* Set task
Scan the listing below. Report each line that includes "Republic".

* Given entries
☆ ☆ ☆ ☆ ☆

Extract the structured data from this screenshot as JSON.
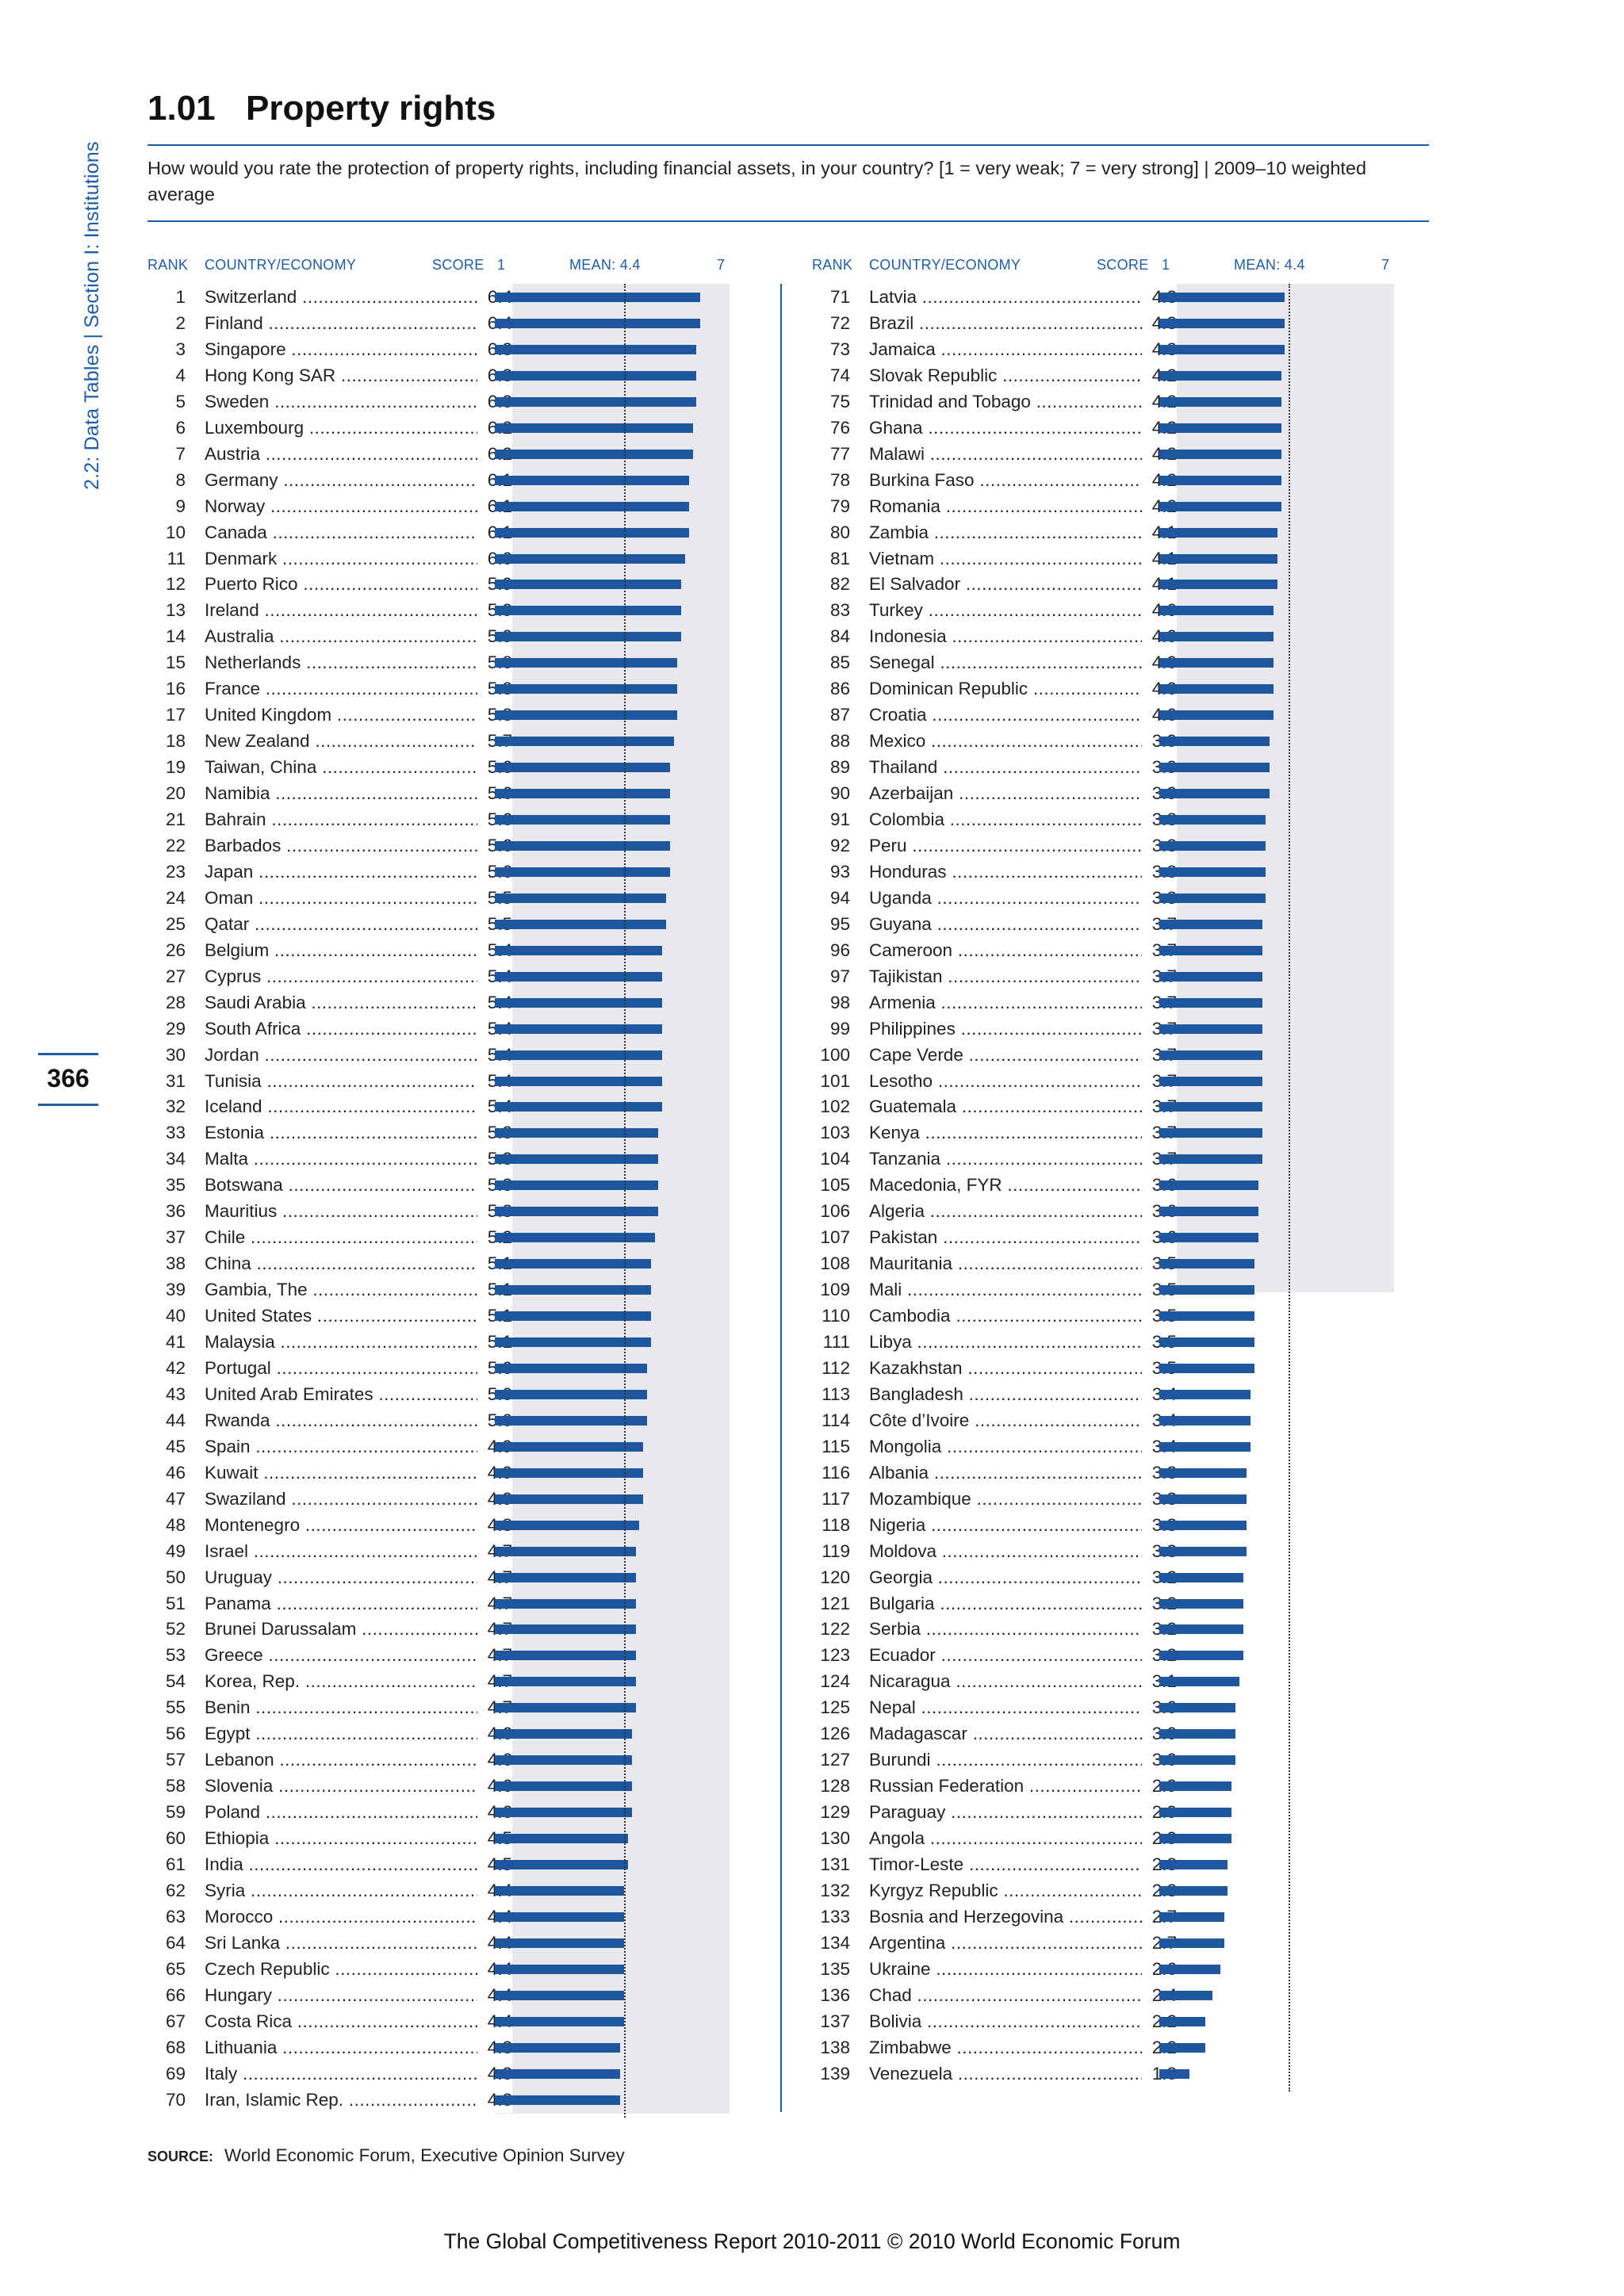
{
  "sidebar": {
    "section_text": "2.2: Data Tables  |  Section I: Institutions",
    "page_number": "366"
  },
  "header": {
    "number": "1.01",
    "title": "Property rights",
    "question": "How would you rate the protection of property rights, including financial assets, in your country? [1 = very weak; 7 = very strong]  |  2009–10 weighted average"
  },
  "columns": {
    "rank": "RANK",
    "country": "COUNTRY/ECONOMY",
    "score": "SCORE",
    "min": "1",
    "mean": "MEAN: 4.4",
    "max": "7"
  },
  "source": {
    "label": "SOURCE:",
    "text": "World Economic Forum, Executive Opinion Survey"
  },
  "footer": "The Global Competitiveness Report 2010-2011 © 2010 World Economic Forum",
  "colors": {
    "accent": "#1d5ca6",
    "bar": "#1e56a0",
    "panel": "#e9e8ec"
  },
  "chart_data": {
    "type": "bar",
    "orientation": "horizontal",
    "xlim": [
      1,
      7
    ],
    "mean": 4.4,
    "ranks": [
      1,
      2,
      3,
      4,
      5,
      6,
      7,
      8,
      9,
      10,
      11,
      12,
      13,
      14,
      15,
      16,
      17,
      18,
      19,
      20,
      21,
      22,
      23,
      24,
      25,
      26,
      27,
      28,
      29,
      30,
      31,
      32,
      33,
      34,
      35,
      36,
      37,
      38,
      39,
      40,
      41,
      42,
      43,
      44,
      45,
      46,
      47,
      48,
      49,
      50,
      51,
      52,
      53,
      54,
      55,
      56,
      57,
      58,
      59,
      60,
      61,
      62,
      63,
      64,
      65,
      66,
      67,
      68,
      69,
      70,
      71,
      72,
      73,
      74,
      75,
      76,
      77,
      78,
      79,
      80,
      81,
      82,
      83,
      84,
      85,
      86,
      87,
      88,
      89,
      90,
      91,
      92,
      93,
      94,
      95,
      96,
      97,
      98,
      99,
      100,
      101,
      102,
      103,
      104,
      105,
      106,
      107,
      108,
      109,
      110,
      111,
      112,
      113,
      114,
      115,
      116,
      117,
      118,
      119,
      120,
      121,
      122,
      123,
      124,
      125,
      126,
      127,
      128,
      129,
      130,
      131,
      132,
      133,
      134,
      135,
      136,
      137,
      138,
      139
    ],
    "categories": [
      "Switzerland",
      "Finland",
      "Singapore",
      "Hong Kong SAR",
      "Sweden",
      "Luxembourg",
      "Austria",
      "Germany",
      "Norway",
      "Canada",
      "Denmark",
      "Puerto Rico",
      "Ireland",
      "Australia",
      "Netherlands",
      "France",
      "United Kingdom",
      "New Zealand",
      "Taiwan, China",
      "Namibia",
      "Bahrain",
      "Barbados",
      "Japan",
      "Oman",
      "Qatar",
      "Belgium",
      "Cyprus",
      "Saudi Arabia",
      "South Africa",
      "Jordan",
      "Tunisia",
      "Iceland",
      "Estonia",
      "Malta",
      "Botswana",
      "Mauritius",
      "Chile",
      "China",
      "Gambia, The",
      "United States",
      "Malaysia",
      "Portugal",
      "United Arab Emirates",
      "Rwanda",
      "Spain",
      "Kuwait",
      "Swaziland",
      "Montenegro",
      "Israel",
      "Uruguay",
      "Panama",
      "Brunei Darussalam",
      "Greece",
      "Korea, Rep.",
      "Benin",
      "Egypt",
      "Lebanon",
      "Slovenia",
      "Poland",
      "Ethiopia",
      "India",
      "Syria",
      "Morocco",
      "Sri Lanka",
      "Czech Republic",
      "Hungary",
      "Costa Rica",
      "Lithuania",
      "Italy",
      "Iran, Islamic Rep.",
      "Latvia",
      "Brazil",
      "Jamaica",
      "Slovak Republic",
      "Trinidad and Tobago",
      "Ghana",
      "Malawi",
      "Burkina Faso",
      "Romania",
      "Zambia",
      "Vietnam",
      "El Salvador",
      "Turkey",
      "Indonesia",
      "Senegal",
      "Dominican Republic",
      "Croatia",
      "Mexico",
      "Thailand",
      "Azerbaijan",
      "Colombia",
      "Peru",
      "Honduras",
      "Uganda",
      "Guyana",
      "Cameroon",
      "Tajikistan",
      "Armenia",
      "Philippines",
      "Cape Verde",
      "Lesotho",
      "Guatemala",
      "Kenya",
      "Tanzania",
      "Macedonia, FYR",
      "Algeria",
      "Pakistan",
      "Mauritania",
      "Mali",
      "Cambodia",
      "Libya",
      "Kazakhstan",
      "Bangladesh",
      "Côte d’Ivoire",
      "Mongolia",
      "Albania",
      "Mozambique",
      "Nigeria",
      "Moldova",
      "Georgia",
      "Bulgaria",
      "Serbia",
      "Ecuador",
      "Nicaragua",
      "Nepal",
      "Madagascar",
      "Burundi",
      "Russian Federation",
      "Paraguay",
      "Angola",
      "Timor-Leste",
      "Kyrgyz Republic",
      "Bosnia and Herzegovina",
      "Argentina",
      "Ukraine",
      "Chad",
      "Bolivia",
      "Zimbabwe",
      "Venezuela"
    ],
    "values": [
      "6.4",
      "6.4",
      "6.3",
      "6.3",
      "6.3",
      "6.2",
      "6.2",
      "6.1",
      "6.1",
      "6.1",
      "6.0",
      "5.9",
      "5.9",
      "5.9",
      "5.8",
      "5.8",
      "5.8",
      "5.7",
      "5.6",
      "5.6",
      "5.6",
      "5.6",
      "5.6",
      "5.5",
      "5.5",
      "5.4",
      "5.4",
      "5.4",
      "5.4",
      "5.4",
      "5.4",
      "5.4",
      "5.3",
      "5.3",
      "5.3",
      "5.3",
      "5.2",
      "5.1",
      "5.1",
      "5.1",
      "5.1",
      "5.0",
      "5.0",
      "5.0",
      "4.9",
      "4.9",
      "4.9",
      "4.8",
      "4.7",
      "4.7",
      "4.7",
      "4.7",
      "4.7",
      "4.7",
      "4.7",
      "4.6",
      "4.6",
      "4.6",
      "4.6",
      "4.5",
      "4.5",
      "4.4",
      "4.4",
      "4.4",
      "4.4",
      "4.4",
      "4.4",
      "4.3",
      "4.3",
      "4.3",
      "4.3",
      "4.3",
      "4.3",
      "4.2",
      "4.2",
      "4.2",
      "4.2",
      "4.2",
      "4.2",
      "4.1",
      "4.1",
      "4.1",
      "4.0",
      "4.0",
      "4.0",
      "4.0",
      "4.0",
      "3.9",
      "3.9",
      "3.9",
      "3.8",
      "3.8",
      "3.8",
      "3.8",
      "3.7",
      "3.7",
      "3.7",
      "3.7",
      "3.7",
      "3.7",
      "3.7",
      "3.7",
      "3.7",
      "3.7",
      "3.6",
      "3.6",
      "3.6",
      "3.5",
      "3.5",
      "3.5",
      "3.5",
      "3.5",
      "3.4",
      "3.4",
      "3.4",
      "3.3",
      "3.3",
      "3.3",
      "3.3",
      "3.2",
      "3.2",
      "3.2",
      "3.2",
      "3.1",
      "3.0",
      "3.0",
      "3.0",
      "2.9",
      "2.9",
      "2.9",
      "2.8",
      "2.8",
      "2.7",
      "2.7",
      "2.6",
      "2.4",
      "2.2",
      "2.2",
      "1.8"
    ]
  }
}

☆ ☆ ☆ ☆ ☆

* Written response
      "Czech Republic",
      "Slovak Republic",
      "Dominican Republic",
      "Kyrgyz Republic",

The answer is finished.